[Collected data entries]
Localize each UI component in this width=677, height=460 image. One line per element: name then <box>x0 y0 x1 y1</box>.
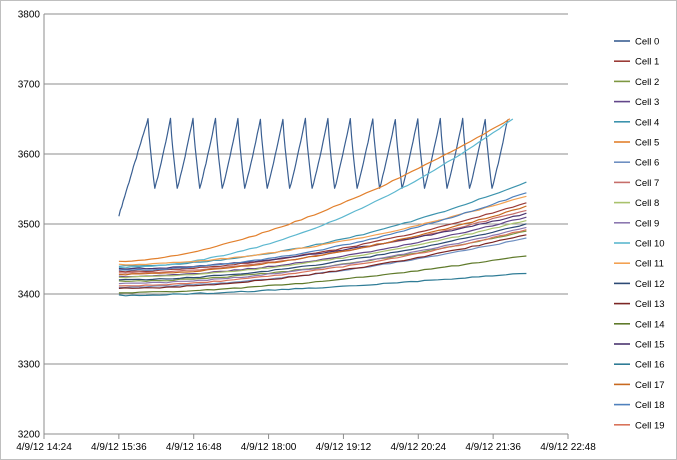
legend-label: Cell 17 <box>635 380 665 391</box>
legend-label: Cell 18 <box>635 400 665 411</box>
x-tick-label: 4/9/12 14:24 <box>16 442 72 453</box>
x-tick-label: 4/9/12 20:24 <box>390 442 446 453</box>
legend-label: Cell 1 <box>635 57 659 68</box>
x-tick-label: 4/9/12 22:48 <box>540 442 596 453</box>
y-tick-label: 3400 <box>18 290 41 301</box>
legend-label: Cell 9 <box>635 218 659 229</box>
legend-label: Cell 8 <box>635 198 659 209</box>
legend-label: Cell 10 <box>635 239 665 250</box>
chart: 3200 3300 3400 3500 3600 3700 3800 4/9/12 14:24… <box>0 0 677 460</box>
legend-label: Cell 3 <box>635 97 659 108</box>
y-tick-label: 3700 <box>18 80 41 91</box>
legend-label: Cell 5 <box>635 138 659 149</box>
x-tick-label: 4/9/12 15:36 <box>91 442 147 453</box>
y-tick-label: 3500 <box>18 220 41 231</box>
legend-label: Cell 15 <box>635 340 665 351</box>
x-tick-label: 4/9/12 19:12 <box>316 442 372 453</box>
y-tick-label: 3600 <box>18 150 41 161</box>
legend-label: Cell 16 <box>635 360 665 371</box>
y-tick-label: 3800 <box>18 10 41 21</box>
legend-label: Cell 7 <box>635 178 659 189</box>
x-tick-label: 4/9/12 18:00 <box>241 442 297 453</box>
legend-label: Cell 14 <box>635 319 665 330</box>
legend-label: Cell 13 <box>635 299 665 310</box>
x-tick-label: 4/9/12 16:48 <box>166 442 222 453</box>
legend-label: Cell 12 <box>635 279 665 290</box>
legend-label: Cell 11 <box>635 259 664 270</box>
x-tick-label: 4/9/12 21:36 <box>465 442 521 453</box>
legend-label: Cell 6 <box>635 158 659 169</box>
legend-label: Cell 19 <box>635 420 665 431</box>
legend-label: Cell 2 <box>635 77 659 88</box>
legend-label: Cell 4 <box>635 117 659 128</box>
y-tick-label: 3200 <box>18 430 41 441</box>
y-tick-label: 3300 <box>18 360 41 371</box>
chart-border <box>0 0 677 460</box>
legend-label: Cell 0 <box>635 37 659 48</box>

* * *

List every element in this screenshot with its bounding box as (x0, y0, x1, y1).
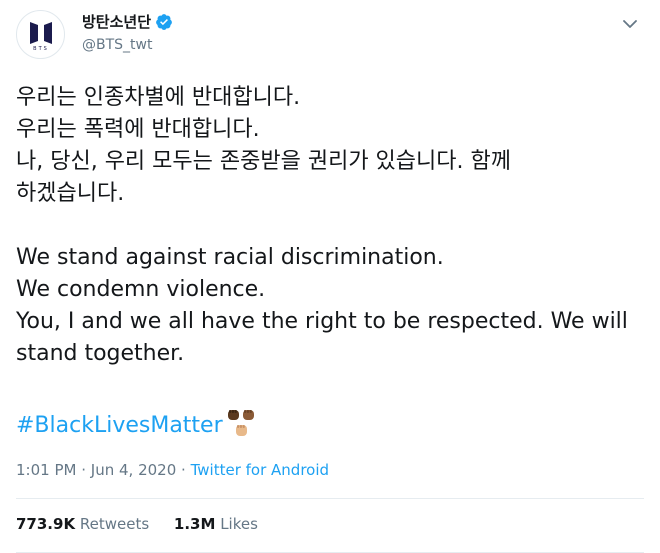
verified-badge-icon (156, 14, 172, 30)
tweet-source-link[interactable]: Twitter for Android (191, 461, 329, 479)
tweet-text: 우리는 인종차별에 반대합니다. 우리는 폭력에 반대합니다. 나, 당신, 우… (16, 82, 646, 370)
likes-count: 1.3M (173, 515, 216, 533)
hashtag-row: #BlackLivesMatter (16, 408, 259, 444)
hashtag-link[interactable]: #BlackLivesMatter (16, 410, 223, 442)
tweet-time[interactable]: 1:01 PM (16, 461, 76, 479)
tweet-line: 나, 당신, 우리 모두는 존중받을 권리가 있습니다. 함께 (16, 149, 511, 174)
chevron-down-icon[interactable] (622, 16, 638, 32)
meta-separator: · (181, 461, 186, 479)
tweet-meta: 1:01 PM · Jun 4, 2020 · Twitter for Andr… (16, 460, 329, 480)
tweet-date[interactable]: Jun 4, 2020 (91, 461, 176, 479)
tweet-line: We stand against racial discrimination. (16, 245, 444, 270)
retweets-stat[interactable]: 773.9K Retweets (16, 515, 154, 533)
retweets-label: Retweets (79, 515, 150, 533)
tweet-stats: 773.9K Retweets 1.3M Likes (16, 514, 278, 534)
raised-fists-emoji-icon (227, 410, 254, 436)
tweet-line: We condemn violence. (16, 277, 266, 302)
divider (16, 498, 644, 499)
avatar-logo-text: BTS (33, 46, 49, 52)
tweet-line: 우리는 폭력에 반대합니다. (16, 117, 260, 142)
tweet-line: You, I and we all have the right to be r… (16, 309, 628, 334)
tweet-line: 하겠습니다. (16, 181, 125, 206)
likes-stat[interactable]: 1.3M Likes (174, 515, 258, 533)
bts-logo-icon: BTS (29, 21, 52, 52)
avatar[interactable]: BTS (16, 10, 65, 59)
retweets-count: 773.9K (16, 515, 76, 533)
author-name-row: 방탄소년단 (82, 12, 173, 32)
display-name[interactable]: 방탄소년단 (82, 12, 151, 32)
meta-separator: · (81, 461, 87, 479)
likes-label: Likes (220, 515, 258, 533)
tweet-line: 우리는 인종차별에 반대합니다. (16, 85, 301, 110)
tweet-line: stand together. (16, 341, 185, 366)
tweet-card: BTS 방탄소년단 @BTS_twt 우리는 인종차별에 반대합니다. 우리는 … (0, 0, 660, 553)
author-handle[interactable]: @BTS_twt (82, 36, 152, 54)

WHAT NEEDS TO BE DONE:
Repeat the lines from the one with "legend-label: Cell 17" to the one with "x-tick-label: 4/9/12 22:48", both included, without any changes.

RESULT BELOW:
legend-label: Cell 17 <box>635 380 665 391</box>
legend-label: Cell 18 <box>635 400 665 411</box>
x-tick-label: 4/9/12 14:24 <box>16 442 72 453</box>
x-tick-label: 4/9/12 20:24 <box>390 442 446 453</box>
legend-label: Cell 1 <box>635 57 659 68</box>
x-tick-label: 4/9/12 22:48 <box>540 442 596 453</box>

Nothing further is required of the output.